### Problem description
Scan each line of the records for the word "hardware" and extract the ones that have it.
========
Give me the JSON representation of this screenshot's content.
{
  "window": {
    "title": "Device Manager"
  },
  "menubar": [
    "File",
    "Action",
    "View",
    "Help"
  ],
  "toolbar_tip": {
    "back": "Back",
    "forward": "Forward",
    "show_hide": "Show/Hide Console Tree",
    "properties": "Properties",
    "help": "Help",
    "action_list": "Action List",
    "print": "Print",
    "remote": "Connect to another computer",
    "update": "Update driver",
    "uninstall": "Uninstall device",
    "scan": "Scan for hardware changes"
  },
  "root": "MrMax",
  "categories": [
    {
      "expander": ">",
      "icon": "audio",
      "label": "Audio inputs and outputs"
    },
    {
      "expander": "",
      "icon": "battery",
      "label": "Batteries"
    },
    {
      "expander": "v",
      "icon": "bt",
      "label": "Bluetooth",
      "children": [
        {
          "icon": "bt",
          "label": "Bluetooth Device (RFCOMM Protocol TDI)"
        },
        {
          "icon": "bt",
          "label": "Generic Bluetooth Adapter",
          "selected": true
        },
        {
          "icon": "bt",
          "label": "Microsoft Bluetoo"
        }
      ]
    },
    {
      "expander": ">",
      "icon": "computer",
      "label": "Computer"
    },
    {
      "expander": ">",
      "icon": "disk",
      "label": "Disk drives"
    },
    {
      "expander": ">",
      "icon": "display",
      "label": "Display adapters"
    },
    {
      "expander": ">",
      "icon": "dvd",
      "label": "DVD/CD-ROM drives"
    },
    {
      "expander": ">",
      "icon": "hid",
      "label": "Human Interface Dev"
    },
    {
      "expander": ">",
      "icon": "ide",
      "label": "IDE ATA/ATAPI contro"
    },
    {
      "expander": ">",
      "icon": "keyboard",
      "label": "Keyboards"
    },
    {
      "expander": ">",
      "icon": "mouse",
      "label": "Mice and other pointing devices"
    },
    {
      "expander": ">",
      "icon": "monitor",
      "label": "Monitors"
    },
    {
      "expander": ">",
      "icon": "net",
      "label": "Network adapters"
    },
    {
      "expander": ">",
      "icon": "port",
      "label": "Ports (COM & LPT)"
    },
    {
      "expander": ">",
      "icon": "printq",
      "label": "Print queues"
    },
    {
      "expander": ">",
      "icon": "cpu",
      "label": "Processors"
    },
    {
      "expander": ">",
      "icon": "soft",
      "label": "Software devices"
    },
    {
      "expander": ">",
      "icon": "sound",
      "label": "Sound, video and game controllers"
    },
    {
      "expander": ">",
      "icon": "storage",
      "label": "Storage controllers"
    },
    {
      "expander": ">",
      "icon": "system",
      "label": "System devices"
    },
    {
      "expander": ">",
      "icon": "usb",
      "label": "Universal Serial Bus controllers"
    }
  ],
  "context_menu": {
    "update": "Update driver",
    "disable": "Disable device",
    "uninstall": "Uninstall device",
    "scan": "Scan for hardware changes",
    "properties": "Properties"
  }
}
========
### Solution for this problem
    "scan": "Scan for hardware changes"
    "scan": "Scan for hardware changes",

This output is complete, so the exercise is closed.